**Passage provided**:

Do CounterPunch, 23 de janeiro 2026
Por Ray Acheson


YouTube screenshot.

On January 20, 2026, at the World Economic Forum in Davos, Switzerland, Canadian Prime Minister Mark Carney called time of death on the so-called rules-based international order. In a speech lauded by many, Carney urged countries to stop complying with regimes seeking hegemony, to stop hoping for a return to the past, and to instead build new coalitions to survive what’s coming next.

But missing from the Prime Minister’s speech was an honest reflection of the contribution of Canada and other “middle powers” to the destruction of international law, violation of human rights, and global inequality. These governments fucked around and now they’re finding out. They emboldened the United States to get where it is today, supporting and enabling it for so long because it suited their interests. Many “middle powers” also colonized other countries, extracted wealth, resources, and labour from the Global South, and overthrew democatically elected leaders in those countries in favour of those willing to serve the imperial core.

Now these same “middle powers” are finding out what it might mean to be on the other side of this equation. To be the ones under threat of having economic integration weaponized against them, of having tariffs imposed on them, of having their governments overthrown and their countries invaded and occupied.

Acknowledging their own crimes and privileges is essential if the governments of these countries are going to build meaningful, lasting coalitions that actually protect people and the planet, and not just serve their own short-term self-interests. If the “middle powers” don’t want to experience what they have done to others, these countries need to get serious about building alternatives with the leadership of the Global South and the populations who have been harmed by their past actions.

Acknowledging reality as a “radical act”

The core admission of Carney’s speech, highlighting the sham of the rules-based order, is a good place to start. “We knew the story of the international rules-based order was partially false,” he said. “That the strongest would exempt themselves when convenient. That trade rules were enforced asymmetrically. And we knew that international law applied with varying rigour depending on the identity of the accused or the victim.”

**Work required**: Please write out the commentary again, starting at "Do CounterPunch, 23" and ending at "what’s coming next.", and swap "speech" for "address". The lines after this point come from a separate source, not from the commentary.

**Given data**:
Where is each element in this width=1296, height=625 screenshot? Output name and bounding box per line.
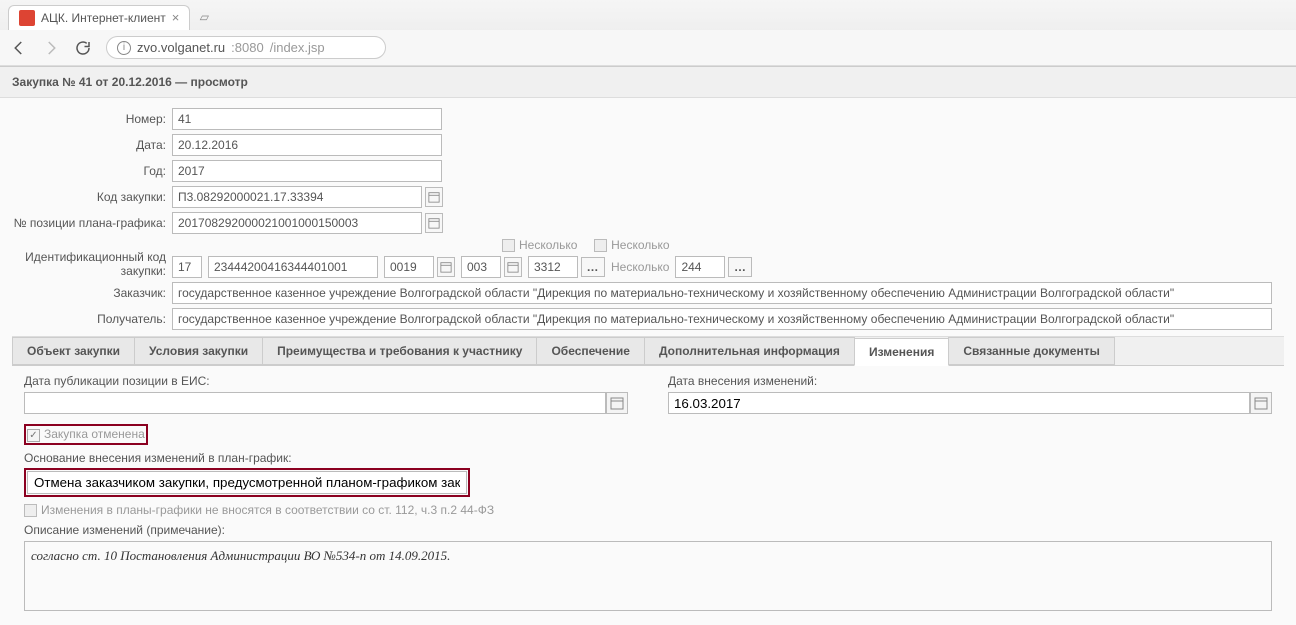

**Final result**:
Do CounterPunch, 23 de janeiro 2026
Por Ray Acheson


YouTube screenshot.

On January 20, 2026, at the World Economic Forum in Davos, Switzerland, Canadian Prime Minister Mark Carney called time of death on the so-called rules-based international order. In a address lauded by many, Carney urged countries to stop complying with regimes seeking hegemony, to stop hoping for a return to the past, and to instead build new coalitions to survive what’s coming next.